Data entries:
----
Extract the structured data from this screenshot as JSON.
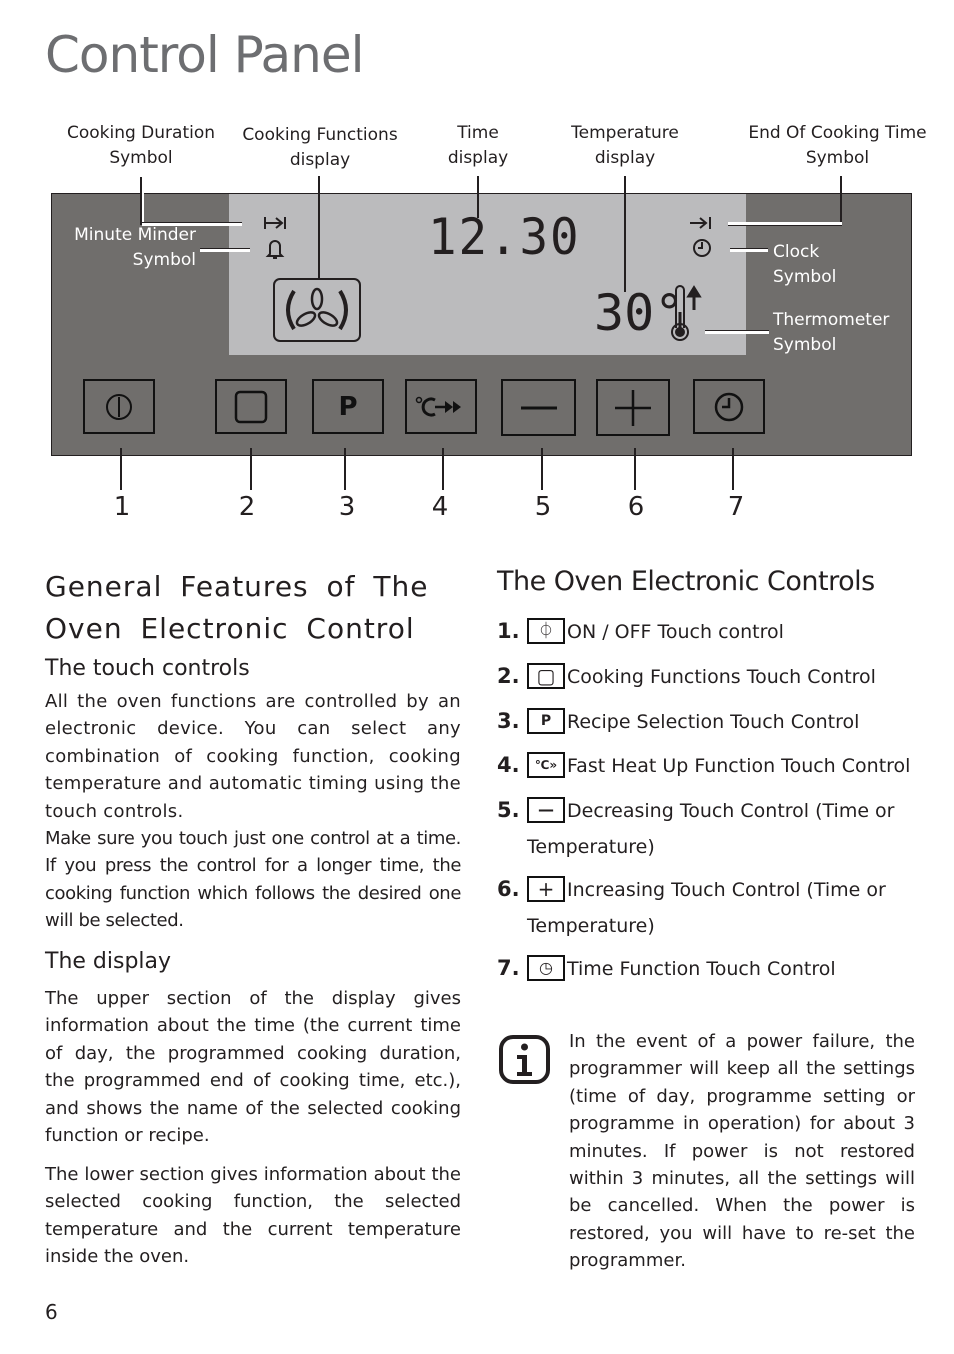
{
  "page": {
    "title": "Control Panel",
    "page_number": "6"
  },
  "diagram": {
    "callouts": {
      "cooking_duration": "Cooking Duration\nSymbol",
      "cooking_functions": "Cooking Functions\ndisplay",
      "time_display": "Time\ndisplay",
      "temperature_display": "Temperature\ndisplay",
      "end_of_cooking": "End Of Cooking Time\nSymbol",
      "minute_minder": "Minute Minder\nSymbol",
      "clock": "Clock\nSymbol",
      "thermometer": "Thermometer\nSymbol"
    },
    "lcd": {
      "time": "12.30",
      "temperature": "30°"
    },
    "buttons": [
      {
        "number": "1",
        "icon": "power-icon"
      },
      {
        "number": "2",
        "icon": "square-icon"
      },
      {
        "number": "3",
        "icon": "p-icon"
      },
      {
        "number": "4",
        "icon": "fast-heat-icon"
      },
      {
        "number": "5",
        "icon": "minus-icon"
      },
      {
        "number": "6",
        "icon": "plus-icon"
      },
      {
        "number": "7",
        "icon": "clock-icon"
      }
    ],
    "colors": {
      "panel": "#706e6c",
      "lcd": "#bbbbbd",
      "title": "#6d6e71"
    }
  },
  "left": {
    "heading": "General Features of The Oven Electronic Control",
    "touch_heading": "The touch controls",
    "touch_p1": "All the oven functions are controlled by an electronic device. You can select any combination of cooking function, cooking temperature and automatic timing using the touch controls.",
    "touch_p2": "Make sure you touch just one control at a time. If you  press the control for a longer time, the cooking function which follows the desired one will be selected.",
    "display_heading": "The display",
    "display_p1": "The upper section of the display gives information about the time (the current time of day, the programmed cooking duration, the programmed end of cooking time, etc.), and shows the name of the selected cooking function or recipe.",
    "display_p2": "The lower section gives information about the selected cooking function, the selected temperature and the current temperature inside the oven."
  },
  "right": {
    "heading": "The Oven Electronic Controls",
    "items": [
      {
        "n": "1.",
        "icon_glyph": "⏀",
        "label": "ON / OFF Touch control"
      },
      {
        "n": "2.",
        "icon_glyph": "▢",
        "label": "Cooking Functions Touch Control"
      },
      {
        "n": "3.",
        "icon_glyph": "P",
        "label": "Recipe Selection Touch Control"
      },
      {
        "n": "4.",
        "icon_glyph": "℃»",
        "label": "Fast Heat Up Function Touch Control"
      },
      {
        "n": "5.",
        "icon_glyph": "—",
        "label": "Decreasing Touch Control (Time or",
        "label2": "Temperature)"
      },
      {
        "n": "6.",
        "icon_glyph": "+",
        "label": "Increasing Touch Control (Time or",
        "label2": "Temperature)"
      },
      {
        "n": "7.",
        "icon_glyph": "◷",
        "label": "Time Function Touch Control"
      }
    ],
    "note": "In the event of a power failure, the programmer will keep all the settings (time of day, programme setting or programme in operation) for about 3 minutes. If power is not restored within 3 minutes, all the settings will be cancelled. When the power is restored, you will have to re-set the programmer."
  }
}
----
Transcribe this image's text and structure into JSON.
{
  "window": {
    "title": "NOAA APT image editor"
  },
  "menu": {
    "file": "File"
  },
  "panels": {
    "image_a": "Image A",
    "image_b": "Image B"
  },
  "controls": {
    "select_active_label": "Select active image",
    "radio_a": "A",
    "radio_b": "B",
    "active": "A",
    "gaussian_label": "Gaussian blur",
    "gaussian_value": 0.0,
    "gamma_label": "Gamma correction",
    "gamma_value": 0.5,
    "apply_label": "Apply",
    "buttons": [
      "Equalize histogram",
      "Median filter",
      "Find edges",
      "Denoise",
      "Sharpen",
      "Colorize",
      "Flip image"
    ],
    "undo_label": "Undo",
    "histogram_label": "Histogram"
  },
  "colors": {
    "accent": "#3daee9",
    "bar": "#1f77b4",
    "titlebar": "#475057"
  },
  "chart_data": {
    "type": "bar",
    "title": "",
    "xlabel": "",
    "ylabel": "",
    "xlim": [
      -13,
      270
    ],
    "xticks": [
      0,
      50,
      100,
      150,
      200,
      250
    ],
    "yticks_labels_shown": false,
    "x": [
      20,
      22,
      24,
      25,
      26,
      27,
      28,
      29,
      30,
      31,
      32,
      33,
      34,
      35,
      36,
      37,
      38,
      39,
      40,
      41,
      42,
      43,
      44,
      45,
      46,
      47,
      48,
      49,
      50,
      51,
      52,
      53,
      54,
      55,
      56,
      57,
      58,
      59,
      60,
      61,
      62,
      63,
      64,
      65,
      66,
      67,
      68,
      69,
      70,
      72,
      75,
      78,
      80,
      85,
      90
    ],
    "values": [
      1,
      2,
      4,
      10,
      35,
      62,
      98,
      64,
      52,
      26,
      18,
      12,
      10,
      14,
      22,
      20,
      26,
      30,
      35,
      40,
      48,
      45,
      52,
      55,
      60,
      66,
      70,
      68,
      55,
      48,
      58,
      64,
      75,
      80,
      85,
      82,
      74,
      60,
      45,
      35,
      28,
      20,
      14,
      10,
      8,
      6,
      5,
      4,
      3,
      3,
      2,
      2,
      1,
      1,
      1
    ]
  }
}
----
> Exercise details
Lines that hold "ndisplay" are the ones to copy; find all of them.

> The solution
      "cooking_functions": "Cooking Functions\ndisplay",
      "time_display": "Time\ndisplay",
      "temperature_display": "Temperature\ndisplay",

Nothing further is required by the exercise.